**WHAT IS BEING ASKED:**
Filter these entries so that only lines with the word "smoothed" remain.

Figure dataset records
---*---

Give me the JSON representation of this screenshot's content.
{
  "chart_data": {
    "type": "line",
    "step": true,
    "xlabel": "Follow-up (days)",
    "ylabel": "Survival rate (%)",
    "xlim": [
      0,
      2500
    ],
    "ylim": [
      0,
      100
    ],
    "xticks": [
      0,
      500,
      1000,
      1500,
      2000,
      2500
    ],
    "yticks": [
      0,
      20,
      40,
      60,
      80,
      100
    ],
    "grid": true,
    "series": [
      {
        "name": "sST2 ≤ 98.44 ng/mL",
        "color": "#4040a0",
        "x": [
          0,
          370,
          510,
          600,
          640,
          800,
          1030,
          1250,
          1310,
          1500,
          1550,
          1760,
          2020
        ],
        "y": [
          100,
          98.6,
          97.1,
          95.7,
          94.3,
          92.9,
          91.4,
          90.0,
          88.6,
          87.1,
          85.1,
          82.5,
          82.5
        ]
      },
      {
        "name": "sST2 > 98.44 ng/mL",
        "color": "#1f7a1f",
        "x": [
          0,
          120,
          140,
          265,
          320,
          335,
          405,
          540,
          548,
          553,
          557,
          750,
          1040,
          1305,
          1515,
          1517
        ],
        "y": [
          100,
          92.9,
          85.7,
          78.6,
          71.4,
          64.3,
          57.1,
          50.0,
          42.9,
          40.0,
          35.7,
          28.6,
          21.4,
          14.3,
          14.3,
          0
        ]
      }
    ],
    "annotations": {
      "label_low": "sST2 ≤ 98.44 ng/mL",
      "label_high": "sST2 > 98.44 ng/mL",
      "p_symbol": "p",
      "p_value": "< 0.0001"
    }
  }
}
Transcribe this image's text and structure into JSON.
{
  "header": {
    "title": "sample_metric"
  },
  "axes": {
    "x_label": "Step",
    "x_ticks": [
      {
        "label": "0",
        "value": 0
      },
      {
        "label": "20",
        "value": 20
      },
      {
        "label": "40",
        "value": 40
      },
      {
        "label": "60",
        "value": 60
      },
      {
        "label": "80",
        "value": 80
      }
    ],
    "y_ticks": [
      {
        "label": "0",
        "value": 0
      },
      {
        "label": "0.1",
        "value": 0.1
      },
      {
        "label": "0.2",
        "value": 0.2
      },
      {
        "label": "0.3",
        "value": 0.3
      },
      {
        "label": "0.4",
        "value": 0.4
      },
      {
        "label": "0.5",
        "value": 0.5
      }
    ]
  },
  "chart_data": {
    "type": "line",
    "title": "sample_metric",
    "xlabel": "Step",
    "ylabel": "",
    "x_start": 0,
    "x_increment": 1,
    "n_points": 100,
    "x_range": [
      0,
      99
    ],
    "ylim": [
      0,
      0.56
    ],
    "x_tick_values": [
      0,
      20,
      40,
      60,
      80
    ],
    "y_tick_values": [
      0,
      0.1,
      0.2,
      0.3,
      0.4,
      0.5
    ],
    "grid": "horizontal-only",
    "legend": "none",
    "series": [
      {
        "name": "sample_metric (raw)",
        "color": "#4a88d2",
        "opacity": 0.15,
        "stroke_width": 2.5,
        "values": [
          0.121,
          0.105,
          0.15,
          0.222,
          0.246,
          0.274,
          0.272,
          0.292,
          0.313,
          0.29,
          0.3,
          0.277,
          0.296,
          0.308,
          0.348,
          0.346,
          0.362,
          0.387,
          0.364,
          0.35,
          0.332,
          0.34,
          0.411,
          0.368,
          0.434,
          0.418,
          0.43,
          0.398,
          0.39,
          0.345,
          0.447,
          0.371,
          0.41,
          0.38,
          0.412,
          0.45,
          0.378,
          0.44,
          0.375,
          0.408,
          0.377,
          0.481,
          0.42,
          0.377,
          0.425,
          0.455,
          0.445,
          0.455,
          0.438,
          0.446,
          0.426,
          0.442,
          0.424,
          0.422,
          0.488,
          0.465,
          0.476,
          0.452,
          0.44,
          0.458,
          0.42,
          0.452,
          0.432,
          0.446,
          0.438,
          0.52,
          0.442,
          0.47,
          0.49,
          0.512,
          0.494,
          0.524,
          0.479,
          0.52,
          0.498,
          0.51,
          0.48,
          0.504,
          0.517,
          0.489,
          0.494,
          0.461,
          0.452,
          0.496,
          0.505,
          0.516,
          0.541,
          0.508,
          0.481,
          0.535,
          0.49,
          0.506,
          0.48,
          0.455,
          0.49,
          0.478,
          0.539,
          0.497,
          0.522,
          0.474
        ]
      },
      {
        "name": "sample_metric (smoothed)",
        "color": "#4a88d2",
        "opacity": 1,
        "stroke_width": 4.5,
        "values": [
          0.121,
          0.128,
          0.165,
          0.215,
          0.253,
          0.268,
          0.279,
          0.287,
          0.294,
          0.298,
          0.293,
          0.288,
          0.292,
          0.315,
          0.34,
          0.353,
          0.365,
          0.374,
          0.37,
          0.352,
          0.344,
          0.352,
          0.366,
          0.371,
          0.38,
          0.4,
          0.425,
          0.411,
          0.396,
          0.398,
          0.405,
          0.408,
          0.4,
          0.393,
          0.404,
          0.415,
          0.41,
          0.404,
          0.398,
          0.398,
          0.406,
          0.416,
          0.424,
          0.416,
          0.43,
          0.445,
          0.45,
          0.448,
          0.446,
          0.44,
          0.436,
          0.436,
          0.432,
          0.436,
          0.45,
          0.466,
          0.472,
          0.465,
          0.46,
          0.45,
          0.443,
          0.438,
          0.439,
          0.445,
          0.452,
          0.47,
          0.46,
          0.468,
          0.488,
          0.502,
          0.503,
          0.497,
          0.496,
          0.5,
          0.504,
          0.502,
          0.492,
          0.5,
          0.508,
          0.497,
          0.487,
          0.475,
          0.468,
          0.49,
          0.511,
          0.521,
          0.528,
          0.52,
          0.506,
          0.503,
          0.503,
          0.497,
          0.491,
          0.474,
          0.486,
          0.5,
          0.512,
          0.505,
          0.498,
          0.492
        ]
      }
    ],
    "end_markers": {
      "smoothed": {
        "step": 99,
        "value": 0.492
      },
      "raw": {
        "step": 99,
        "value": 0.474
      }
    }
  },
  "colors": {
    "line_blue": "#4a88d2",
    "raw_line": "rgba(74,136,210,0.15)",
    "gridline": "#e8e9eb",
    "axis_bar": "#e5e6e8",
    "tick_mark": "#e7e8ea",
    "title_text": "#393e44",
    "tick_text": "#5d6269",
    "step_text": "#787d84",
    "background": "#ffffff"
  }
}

---*---

**ANSWER:**
        "name": "sample_metric (smoothed)",
      "smoothed": {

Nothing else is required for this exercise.